Omit the pictures, then reproduce every remaining record exactly.

(Records for the task):
#####

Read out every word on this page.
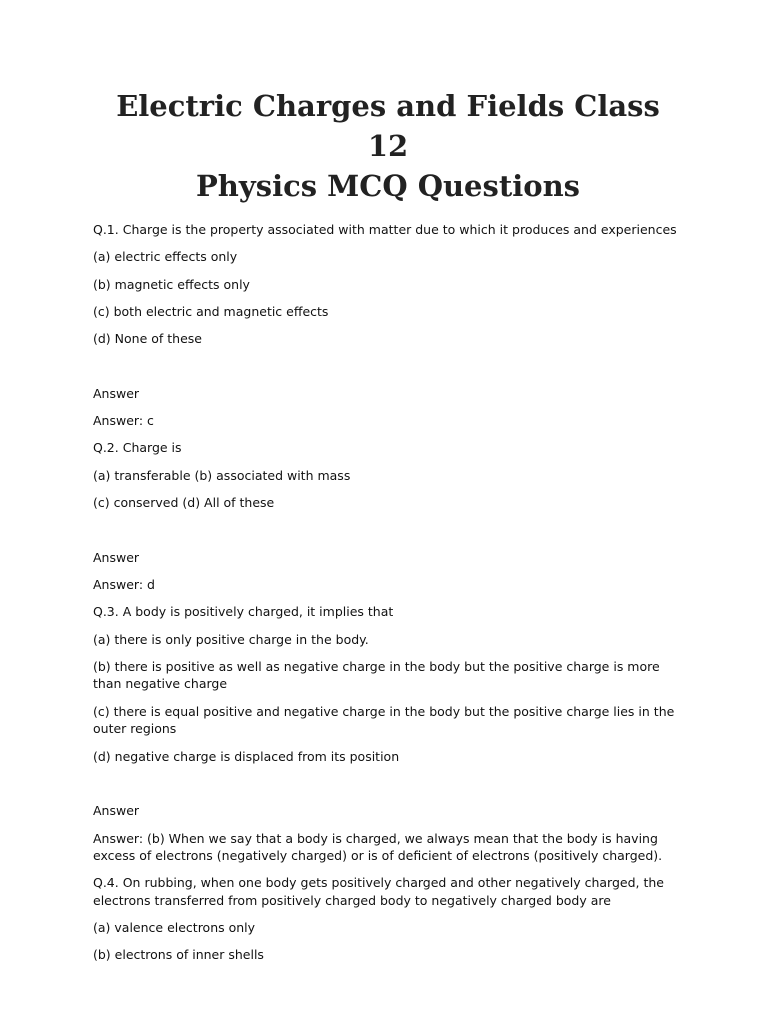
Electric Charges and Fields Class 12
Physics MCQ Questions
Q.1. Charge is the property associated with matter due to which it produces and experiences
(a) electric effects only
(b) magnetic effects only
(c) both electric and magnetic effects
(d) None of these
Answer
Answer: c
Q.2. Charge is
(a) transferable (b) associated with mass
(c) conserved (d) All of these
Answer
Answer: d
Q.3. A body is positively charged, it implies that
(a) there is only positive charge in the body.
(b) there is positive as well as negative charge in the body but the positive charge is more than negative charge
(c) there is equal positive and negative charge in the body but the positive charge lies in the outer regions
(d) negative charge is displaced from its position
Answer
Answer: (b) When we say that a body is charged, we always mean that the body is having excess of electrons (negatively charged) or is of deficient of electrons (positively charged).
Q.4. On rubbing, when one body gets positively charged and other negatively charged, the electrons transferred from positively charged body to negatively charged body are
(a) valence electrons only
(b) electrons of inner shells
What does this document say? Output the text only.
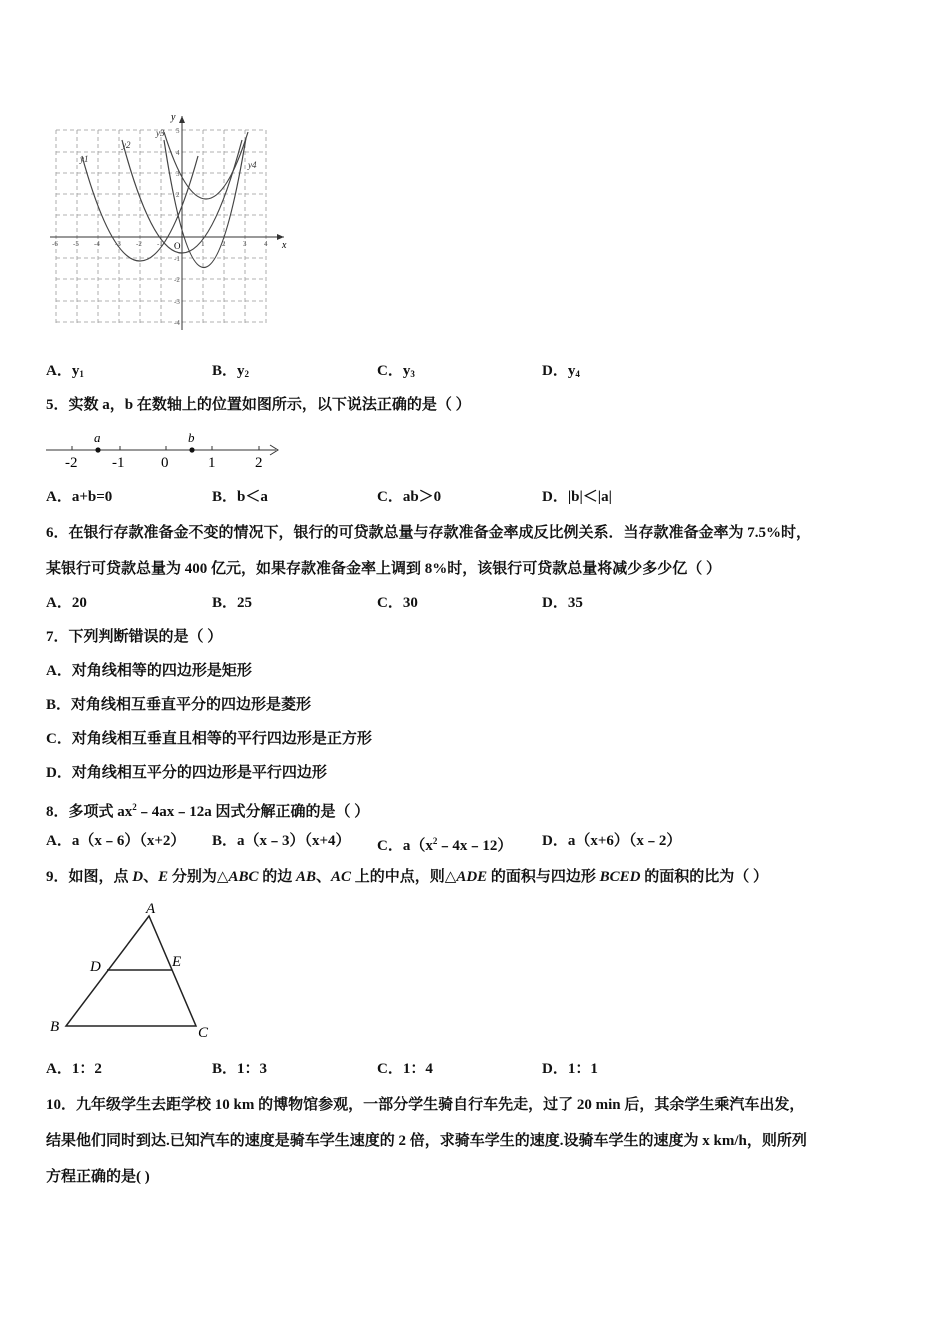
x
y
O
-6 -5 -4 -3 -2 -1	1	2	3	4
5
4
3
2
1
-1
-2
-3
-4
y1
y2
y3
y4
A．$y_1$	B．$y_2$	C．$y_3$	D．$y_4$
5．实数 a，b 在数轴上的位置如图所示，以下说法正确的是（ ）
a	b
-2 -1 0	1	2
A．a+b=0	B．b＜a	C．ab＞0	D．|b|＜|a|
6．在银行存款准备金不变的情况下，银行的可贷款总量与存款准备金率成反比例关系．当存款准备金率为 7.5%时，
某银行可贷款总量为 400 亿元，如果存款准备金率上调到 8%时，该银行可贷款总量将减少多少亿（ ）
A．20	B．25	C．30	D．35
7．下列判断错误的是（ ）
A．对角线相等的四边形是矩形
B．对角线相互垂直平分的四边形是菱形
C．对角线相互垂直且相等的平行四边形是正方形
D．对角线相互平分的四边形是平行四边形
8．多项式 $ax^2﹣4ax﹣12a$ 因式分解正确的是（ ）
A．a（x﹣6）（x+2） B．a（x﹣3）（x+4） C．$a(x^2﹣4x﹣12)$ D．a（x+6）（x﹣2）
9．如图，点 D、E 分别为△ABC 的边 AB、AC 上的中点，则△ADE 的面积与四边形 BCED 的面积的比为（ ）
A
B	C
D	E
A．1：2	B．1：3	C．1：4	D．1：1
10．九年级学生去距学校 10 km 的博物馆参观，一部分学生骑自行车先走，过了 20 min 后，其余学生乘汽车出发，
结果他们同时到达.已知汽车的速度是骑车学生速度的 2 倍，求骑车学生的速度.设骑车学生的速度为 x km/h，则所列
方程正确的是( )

#####

(Answer to the exercise):
Read out every word on this page.
Electric Charges and Fields Class 12
Physics MCQ Questions
Q.1. Charge is the property associated with matter due to which it produces and experiences
(a) electric effects only
(b) magnetic effects only
(c) both electric and magnetic effects
(d) None of these
Answer
Answer: c
Q.2. Charge is
(a) transferable (b) associated with mass
(c) conserved (d) All of these
Answer
Answer: d
Q.3. A body is positively charged, it implies that
(a) there is only positive charge in the body.
(b) there is positive as well as negative charge in the body but the positive charge is more than negative charge
(c) there is equal positive and negative charge in the body but the positive charge lies in the outer regions
(d) negative charge is displaced from its position
Answer
Answer: (b) When we say that a body is charged, we always mean that the body is having excess of electrons (negatively charged) or is of deficient of electrons (positively charged).
Q.4. On rubbing, when one body gets positively charged and other negatively charged, the electrons transferred from positively charged body to negatively charged body are
(a) valence electrons only
(b) electrons of inner shells
What does this document say? Output the text only.
x
y
O
-6 -5 -4 -3 -2 -1	1	2	3	4
5
4
3
2
1
-1
-2
-3
-4
y1
y2
y3
y4
A．$y_1$	B．$y_2$	C．$y_3$	D．$y_4$
5．实数 a，b 在数轴上的位置如图所示，以下说法正确的是（ ）
a	b
-2 -1 0	1	2
A．a+b=0	B．b＜a	C．ab＞0	D．|b|＜|a|
6．在银行存款准备金不变的情况下，银行的可贷款总量与存款准备金率成反比例关系．当存款准备金率为 7.5%时，
某银行可贷款总量为 400 亿元，如果存款准备金率上调到 8%时，该银行可贷款总量将减少多少亿（ ）
A．20	B．25	C．30	D．35
7．下列判断错误的是（ ）
A．对角线相等的四边形是矩形
B．对角线相互垂直平分的四边形是菱形
C．对角线相互垂直且相等的平行四边形是正方形
D．对角线相互平分的四边形是平行四边形
8．多项式 $ax^2﹣4ax﹣12a$ 因式分解正确的是（ ）
A．a（x﹣6）（x+2） B．a（x﹣3）（x+4） C．$a(x^2﹣4x﹣12)$ D．a（x+6）（x﹣2）
9．如图，点 D、E 分别为△ABC 的边 AB、AC 上的中点，则△ADE 的面积与四边形 BCED 的面积的比为（ ）
A
B	C
D	E
A．1：2	B．1：3	C．1：4	D．1：1
10．九年级学生去距学校 10 km 的博物馆参观，一部分学生骑自行车先走，过了 20 min 后，其余学生乘汽车出发，
结果他们同时到达.已知汽车的速度是骑车学生速度的 2 倍，求骑车学生的速度.设骑车学生的速度为 x km/h，则所列
方程正确的是( )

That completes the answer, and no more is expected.